• **TASK REQUIREMENTS**
Provide the number of lines where the word "solo" occurs, and no other text.

• **INFORMATION PROVIDED**

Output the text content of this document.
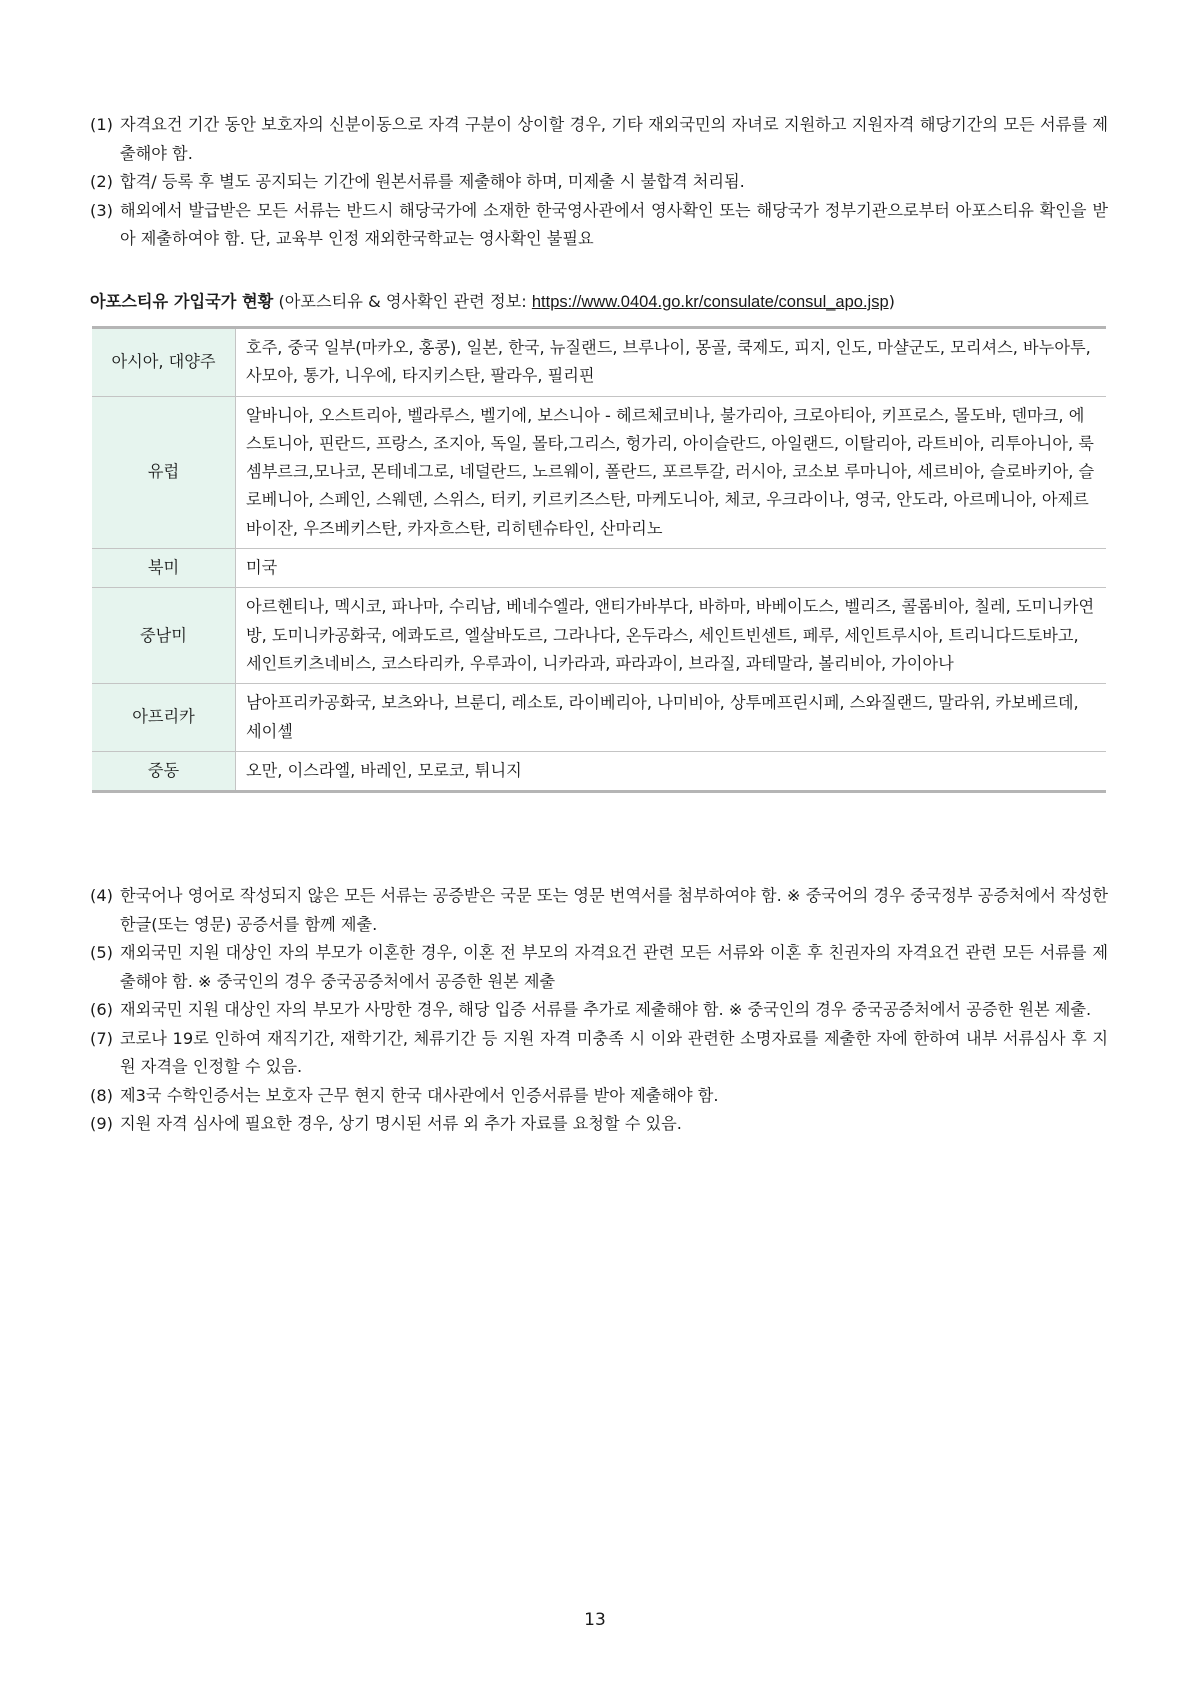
(1) 자격요건 기간 동안 보호자의 신분이동으로 자격 구분이 상이할 경우, 기타 재외국민의 자녀로 지원하고 지원자격 해당기간의 모든 서류를 제출해야 함.
(2) 합격/ 등록 후 별도 공지되는 기간에 원본서류를 제출해야 하며, 미제출 시 불합격 처리됨.
(3) 해외에서 발급받은 모든 서류는 반드시 해당국가에 소재한 한국영사관에서 영사확인 또는 해당국가 정부기관으로부터 아포스티유 확인을 받아 제출하여야 함. 단, 교육부 인정 재외한국학교는 영사확인 불필요
아포스티유 가입국가 현황 (아포스티유 & 영사확인 관련 정보: https://www.0404.go.kr/consulate/consul_apo.jsp)
아시아, 대양주	호주, 중국 일부(마카오, 홍콩), 일본, 한국, 뉴질랜드, 브루나이, 몽골, 쿡제도, 피지, 인도, 마샬군도, 모리셔스, 바누아투, 사모아, 통가, 니우에, 타지키스탄, 팔라우, 필리핀
유럽	알바니아, 오스트리아, 벨라루스, 벨기에, 보스니아 - 헤르체코비나, 불가리아, 크로아티아, 키프로스, 몰도바, 덴마크, 에스토니아, 핀란드, 프랑스, 조지아, 독일, 몰타,그리스, 헝가리, 아이슬란드, 아일랜드, 이탈리아, 라트비아, 리투아니아, 룩셈부르크,모나코, 몬테네그로, 네덜란드, 노르웨이, 폴란드, 포르투갈, 러시아, 코소보 루마니아, 세르비아, 슬로바키아, 슬로베니아, 스페인, 스웨덴, 스위스, 터키, 키르키즈스탄, 마케도니아, 체코, 우크라이나, 영국, 안도라, 아르메니아, 아제르바이잔, 우즈베키스탄, 카자흐스탄, 리히텐슈타인, 산마리노
북미	미국
중남미	아르헨티나, 멕시코, 파나마, 수리남, 베네수엘라, 앤티가바부다, 바하마, 바베이도스, 벨리즈, 콜롬비아, 칠레, 도미니카연방, 도미니카공화국, 에콰도르, 엘살바도르, 그라나다, 온두라스, 세인트빈센트, 페루, 세인트루시아, 트리니다드토바고, 세인트키츠네비스, 코스타리카, 우루과이, 니카라과, 파라과이, 브라질, 과테말라, 볼리비아, 가이아나
아프리카	남아프리카공화국, 보츠와나, 브룬디, 레소토, 라이베리아, 나미비아, 상투메프린시페, 스와질랜드, 말라위, 카보베르데, 세이셸
중동	오만, 이스라엘, 바레인, 모로코, 튀니지
(4) 한국어나 영어로 작성되지 않은 모든 서류는 공증받은 국문 또는 영문 번역서를 첨부하여야 함. ※ 중국어의 경우 중국정부 공증처에서 작성한 한글(또는 영문) 공증서를 함께 제출.
(5) 재외국민 지원 대상인 자의 부모가 이혼한 경우, 이혼 전 부모의 자격요건 관련 모든 서류와 이혼 후 친권자의 자격요건 관련 모든 서류를 제출해야 함. ※ 중국인의 경우 중국공증처에서 공증한 원본 제출
(6) 재외국민 지원 대상인 자의 부모가 사망한 경우, 해당 입증 서류를 추가로 제출해야 함. ※ 중국인의 경우 중국공증처에서 공증한 원본 제출.
(7) 코로나 19로 인하여 재직기간, 재학기간, 체류기간 등 지원 자격 미충족 시 이와 관련한 소명자료를 제출한 자에 한하여 내부 서류심사 후 지원 자격을 인정할 수 있음.
(8) 제3국 수학인증서는 보호자 근무 현지 한국 대사관에서 인증서류를 받아 제출해야 함.
(9) 지원 자격 심사에 필요한 경우, 상기 명시된 서류 외 추가 자료를 요청할 수 있음.
13
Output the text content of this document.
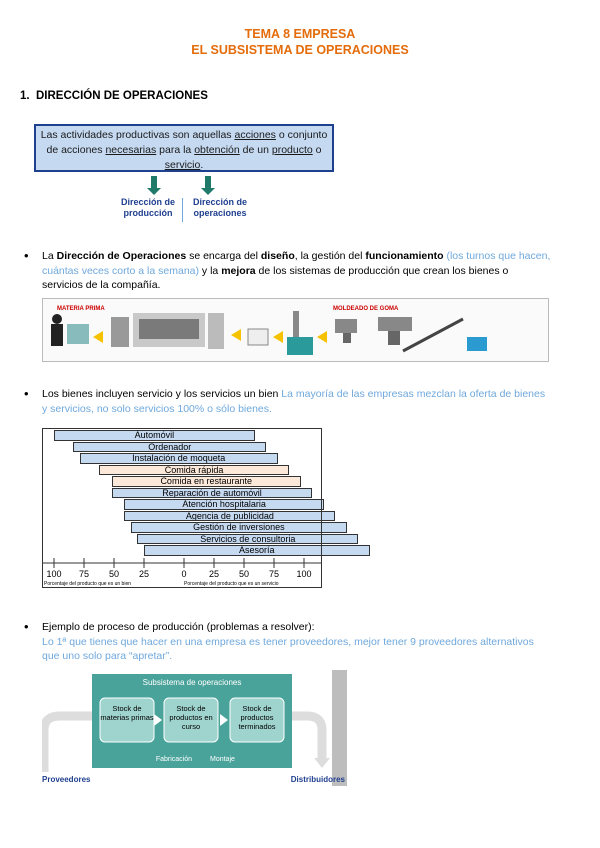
TEMA 8 EMPRESA
EL SUBSISTEMA DE OPERACIONES
1. DIRECCIÓN DE OPERACIONES
Las actividades productivas son aquellas acciones o conjunto de acciones necesarias para la obtención de un producto o servicio.
Dirección de producción
Dirección de operaciones
• La Dirección de Operaciones se encarga del diseño, la gestión del funcionamiento (los turnos que hacen, cuántas veces corto a la semana) y la mejora de los sistemas de producción que crean los bienes o servicios de la compañía.
MATERIA PRIMA	MOLDEADO DE GOMA
• Los bienes incluyen servicio y los servicios un bien La mayoría de las empresas mezclan la oferta de bienes y servicios, no solo servicios 100% o sólo bienes.
Automóvil
Ordenador
Instalación de moqueta
Comida rápida
Comida en restaurante
Reparación de automóvil
Atención hospitalaria
Agencia de publicidad
Gestión de inversiones
Servicios de consultoria
Asesoría
100 75 50 25	0 25 50 75 100
Porcentaje del producto que es un bien	Porcentaje del producto que es un servicio
• Ejemplo de proceso de producción (problemas a resolver):
Lo 1ª que tienes que hacer en una empresa es tener proveedores, mejor tener 9 proveedores alternativos que uno solo para “apretar”.
Subsistema de operaciones
Fabricación	Montaje
Proveedores	Distribuidores
Stock de materias primas
Stock de productos en curso
Stock de productos terminados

• **WRITTEN ANSWER**
2